PASSAGE PROVIDED:
** begin **
# Ultimate Shark Attack



## Naughtona (Dec 12, 2012)

I saw this shark stuffed animal and had to get it for Penny, and she absolutely loves it! She carries it around with her everywhere! I just thought it was so appropriate :


----------



## Jlaha (Jul 12, 2013)

Too cute! It took me awhile and doing some searches to figure out what all of this "shark" talk was about. Kimber takes about 3-4 corrections when he starts trying to chew or bite things he shouldn't and then he remembers. He has a fascination with the flip flops I use to take him out. Even though he knows they are off limits to chew, he'll lay down and and stare at them and get super close without touching just to sniff them. Lol. I am learning quickly just how fast he can go through a stuffed animal toy. Our poor mallard duck didn't last a week. Thankfully, a lady at PetCo showed me their clearance section and I stocked up. Didn't see the shark, though. Will have to keep an eye out for that one. 😊


----------



## MCD (May 4, 2013)

Dharma hasn't destroyed her duck yet.... likes my husbands old stinky shoes the best and will carry them. She has an old shirt washed in hot water, shredded into strips, braided and tied into knots to play with. She does very well with Dentasticks. Todays problem seems to be jumping on the coffee table and trying to get food or coffee. We are learning "OFF" today.


----------



## Jlaha (Jul 12, 2013)
** end **
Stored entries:
** begin **
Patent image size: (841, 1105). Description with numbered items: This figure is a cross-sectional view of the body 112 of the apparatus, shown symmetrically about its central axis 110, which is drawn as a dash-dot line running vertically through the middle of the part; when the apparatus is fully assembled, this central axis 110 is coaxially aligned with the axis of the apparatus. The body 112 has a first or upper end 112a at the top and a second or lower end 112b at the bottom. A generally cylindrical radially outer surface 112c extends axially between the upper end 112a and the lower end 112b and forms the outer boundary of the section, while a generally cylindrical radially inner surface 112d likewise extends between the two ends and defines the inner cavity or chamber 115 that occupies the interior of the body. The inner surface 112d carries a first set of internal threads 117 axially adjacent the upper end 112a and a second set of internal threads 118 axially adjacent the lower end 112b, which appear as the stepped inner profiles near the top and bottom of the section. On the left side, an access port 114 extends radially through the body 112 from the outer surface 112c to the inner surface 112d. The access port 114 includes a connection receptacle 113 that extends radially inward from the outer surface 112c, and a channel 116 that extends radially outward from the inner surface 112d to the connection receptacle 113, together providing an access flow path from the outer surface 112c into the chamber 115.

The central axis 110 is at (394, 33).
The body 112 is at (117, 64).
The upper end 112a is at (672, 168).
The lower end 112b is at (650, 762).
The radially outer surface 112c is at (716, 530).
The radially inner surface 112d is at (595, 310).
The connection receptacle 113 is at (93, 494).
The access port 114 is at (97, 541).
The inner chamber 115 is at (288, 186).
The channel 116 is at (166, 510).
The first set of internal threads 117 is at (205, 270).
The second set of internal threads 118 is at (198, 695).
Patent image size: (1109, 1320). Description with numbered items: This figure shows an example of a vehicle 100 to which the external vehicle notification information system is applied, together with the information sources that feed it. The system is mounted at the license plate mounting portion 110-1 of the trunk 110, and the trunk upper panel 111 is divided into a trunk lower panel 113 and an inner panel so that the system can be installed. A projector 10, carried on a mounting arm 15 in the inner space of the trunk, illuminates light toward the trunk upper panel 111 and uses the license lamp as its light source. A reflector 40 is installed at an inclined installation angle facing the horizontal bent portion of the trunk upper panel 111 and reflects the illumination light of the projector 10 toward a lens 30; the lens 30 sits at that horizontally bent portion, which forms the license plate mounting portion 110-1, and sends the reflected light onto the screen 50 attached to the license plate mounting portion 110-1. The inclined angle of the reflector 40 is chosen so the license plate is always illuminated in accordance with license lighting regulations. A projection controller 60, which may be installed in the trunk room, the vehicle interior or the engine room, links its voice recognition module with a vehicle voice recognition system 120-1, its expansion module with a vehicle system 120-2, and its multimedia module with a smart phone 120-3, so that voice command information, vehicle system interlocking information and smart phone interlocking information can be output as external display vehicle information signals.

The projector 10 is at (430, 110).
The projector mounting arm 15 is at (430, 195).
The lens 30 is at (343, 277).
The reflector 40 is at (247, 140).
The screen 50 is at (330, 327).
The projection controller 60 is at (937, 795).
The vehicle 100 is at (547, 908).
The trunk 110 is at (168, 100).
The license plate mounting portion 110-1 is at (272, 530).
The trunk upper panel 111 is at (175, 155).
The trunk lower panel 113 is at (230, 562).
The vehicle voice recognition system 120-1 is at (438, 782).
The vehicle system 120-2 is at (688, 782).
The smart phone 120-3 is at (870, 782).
** end **
WHAT TO DO:
- A) According to the forum thread, how long did the mallard duck toy last?
- B) Put the part of the records that opens with their first line and closes with the line containing "The radially inner" into a numbered list, leaving out blank lines.

ANSWERS TO THE TASKS:
- A) It didn't last a week.

- B)
1. Patent image size: (841, 1105). Description with numbered items: This figure is a cross-sectional view of the body 112 of the apparatus, shown symmetrically about its central axis 110, which is drawn as a dash-dot line running vertically through the middle of the part; when the apparatus is fully assembled, this central axis 110 is coaxially aligned with the axis of the apparatus. The body 112 has a first or upper end 112a at the top and a second or lower end 112b at the bottom. A generally cylindrical radially outer surface 112c extends axially between the upper end 112a and the lower end 112b and forms the outer boundary of the section, while a generally cylindrical radially inner surface 112d likewise extends between the two ends and defines the inner cavity or chamber 115 that occupies the interior of the body. The inner surface 112d carries a first set of internal threads 117 axially adjacent the upper end 112a and a second set of internal threads 118 axially adjacent the lower end 112b, which appear as the stepped inner profiles near the top and bottom of the section. On the left side, an access port 114 extends radially through the body 112 from the outer surface 112c to the inner surface 112d. The access port 114 includes a connection receptacle 113 that extends radially inward from the outer surface 112c, and a channel 116 that extends radially outward from the inner surface 112d to the connection receptacle 113, together providing an access flow path from the outer surface 112c into the chamber 115.
2. The central axis 110 is at (394, 33).
3. The body 112 is at (117, 64).
4. The upper end 112a is at (672, 168).
5. The lower end 112b is at (650, 762).
6. The radially outer surface 112c is at (716, 530).
7. The radially inner surface 112d is at (595, 310).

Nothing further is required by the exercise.